### Exercise objective
Find every line in the records below that holds the word "solcher" and copy it.

### Records shown
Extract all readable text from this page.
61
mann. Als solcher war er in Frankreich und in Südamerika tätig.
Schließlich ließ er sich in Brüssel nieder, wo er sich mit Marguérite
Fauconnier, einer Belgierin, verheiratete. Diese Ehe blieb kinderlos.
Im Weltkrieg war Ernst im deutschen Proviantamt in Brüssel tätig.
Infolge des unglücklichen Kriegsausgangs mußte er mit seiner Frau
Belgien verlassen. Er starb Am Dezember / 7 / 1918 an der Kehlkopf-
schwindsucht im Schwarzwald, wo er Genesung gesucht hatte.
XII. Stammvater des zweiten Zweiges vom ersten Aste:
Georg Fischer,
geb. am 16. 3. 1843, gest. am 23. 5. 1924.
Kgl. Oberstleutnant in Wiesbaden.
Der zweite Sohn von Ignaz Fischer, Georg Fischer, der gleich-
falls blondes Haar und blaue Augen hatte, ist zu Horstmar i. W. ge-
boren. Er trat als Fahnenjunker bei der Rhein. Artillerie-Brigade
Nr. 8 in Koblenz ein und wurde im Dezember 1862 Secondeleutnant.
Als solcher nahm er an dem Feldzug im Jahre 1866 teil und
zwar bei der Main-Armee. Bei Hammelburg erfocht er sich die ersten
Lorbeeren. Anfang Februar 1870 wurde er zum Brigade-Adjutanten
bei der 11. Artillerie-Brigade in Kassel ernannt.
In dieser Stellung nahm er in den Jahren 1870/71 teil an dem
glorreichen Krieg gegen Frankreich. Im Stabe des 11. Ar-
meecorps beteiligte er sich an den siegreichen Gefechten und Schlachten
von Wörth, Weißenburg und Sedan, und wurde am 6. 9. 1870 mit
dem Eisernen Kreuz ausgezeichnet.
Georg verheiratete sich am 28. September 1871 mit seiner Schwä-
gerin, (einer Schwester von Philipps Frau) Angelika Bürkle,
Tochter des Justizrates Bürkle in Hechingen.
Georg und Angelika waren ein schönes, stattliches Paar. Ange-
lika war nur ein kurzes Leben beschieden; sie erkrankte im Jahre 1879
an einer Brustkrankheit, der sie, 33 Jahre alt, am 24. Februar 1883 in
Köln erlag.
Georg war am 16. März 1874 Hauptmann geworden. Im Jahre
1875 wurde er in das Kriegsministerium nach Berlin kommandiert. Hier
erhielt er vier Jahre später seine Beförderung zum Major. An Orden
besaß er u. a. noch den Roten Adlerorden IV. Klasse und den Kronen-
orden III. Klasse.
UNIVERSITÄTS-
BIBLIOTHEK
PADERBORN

### Problem solution
mann. Als solcher war er in Frankreich und in Südamerika tätig.
Als solcher nahm er an dem Feldzug im Jahre 1866 teil und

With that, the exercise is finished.